### To be done
Scan the lines below for the string "icon" and copy every one that has it.

### Provided information
>> Start

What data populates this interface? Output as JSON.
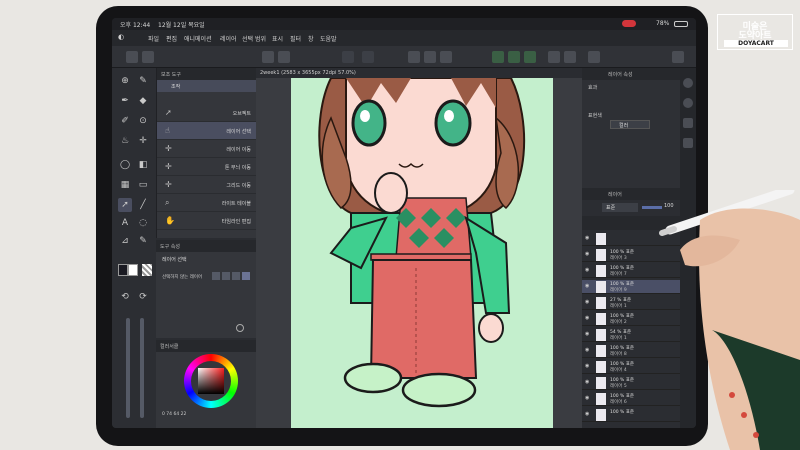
{
  "statusbar": {
    "time": "오후 12:44",
    "date": "12월 12일 목요일",
    "battery": "78%"
  },
  "menu": [
    "파일",
    "편집",
    "애니메이션",
    "레이어",
    "선택 범위",
    "표시",
    "필터",
    "창",
    "도움말"
  ],
  "subtool": {
    "header": "보조 도구",
    "tab": "조작",
    "items": [
      {
        "label": "오브젝트",
        "icon": "arrow-icon"
      },
      {
        "label": "레이어 선택",
        "icon": "hand-select-icon",
        "active": true
      },
      {
        "label": "레이어 이동",
        "icon": "move-icon"
      },
      {
        "label": "톤 무늬 이동",
        "icon": "move-icon"
      },
      {
        "label": "그리드 이동",
        "icon": "move-icon"
      },
      {
        "label": "라이트 테이블",
        "icon": "search-icon"
      },
      {
        "label": "타임라인 편집",
        "icon": "hand-icon"
      }
    ]
  },
  "toolprop": {
    "header": "도구 속성",
    "title": "레이어 선택",
    "row_label": "선택하지 않는 레이어"
  },
  "colorpanel": {
    "header": "컬러서클",
    "readout": "0  74  64  22"
  },
  "document": {
    "tab": "2week1 (2583 x 3655px 72dpi 57.0%)"
  },
  "navigator": {
    "header1": "레이어 속성",
    "label1": "효과",
    "label2": "표현색",
    "color_value": "컬러"
  },
  "layers": {
    "header": "레이어",
    "blend": "표준",
    "opacity": "100",
    "rows": [
      {
        "pct": "",
        "name": ""
      },
      {
        "pct": "100 % 표준",
        "name": "레이어 3"
      },
      {
        "pct": "100 % 표준",
        "name": "레이어 7"
      },
      {
        "pct": "100 % 표준",
        "name": "레이어 9",
        "selected": true
      },
      {
        "pct": "27 % 표준",
        "name": "레이어 1"
      },
      {
        "pct": "100 % 표준",
        "name": "레이어 2"
      },
      {
        "pct": "54 % 표준",
        "name": "레이어 1"
      },
      {
        "pct": "100 % 표준",
        "name": "레이어 8"
      },
      {
        "pct": "100 % 표준",
        "name": "레이어 4"
      },
      {
        "pct": "100 % 표준",
        "name": "레이어 5"
      },
      {
        "pct": "100 % 표준",
        "name": "레이어 6"
      },
      {
        "pct": "100 % 표준",
        "name": ""
      }
    ]
  },
  "watermark": {
    "line1": "미술은",
    "line2": "도약아트",
    "line3": "DOYACART"
  },
  "colors": {
    "canvas_bg": "#c4efcd",
    "selected_layer": "#4a4f66",
    "accent": "#5b6ea8",
    "sweater": "#3fcf8f",
    "pants": "#e06a66"
  }
}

>> End

### Full output
        "icon": "arrow-icon"
        "icon": "hand-select-icon",
        "icon": "move-icon"
        "icon": "move-icon"
        "icon": "move-icon"
        "icon": "search-icon"
        "icon": "hand-icon"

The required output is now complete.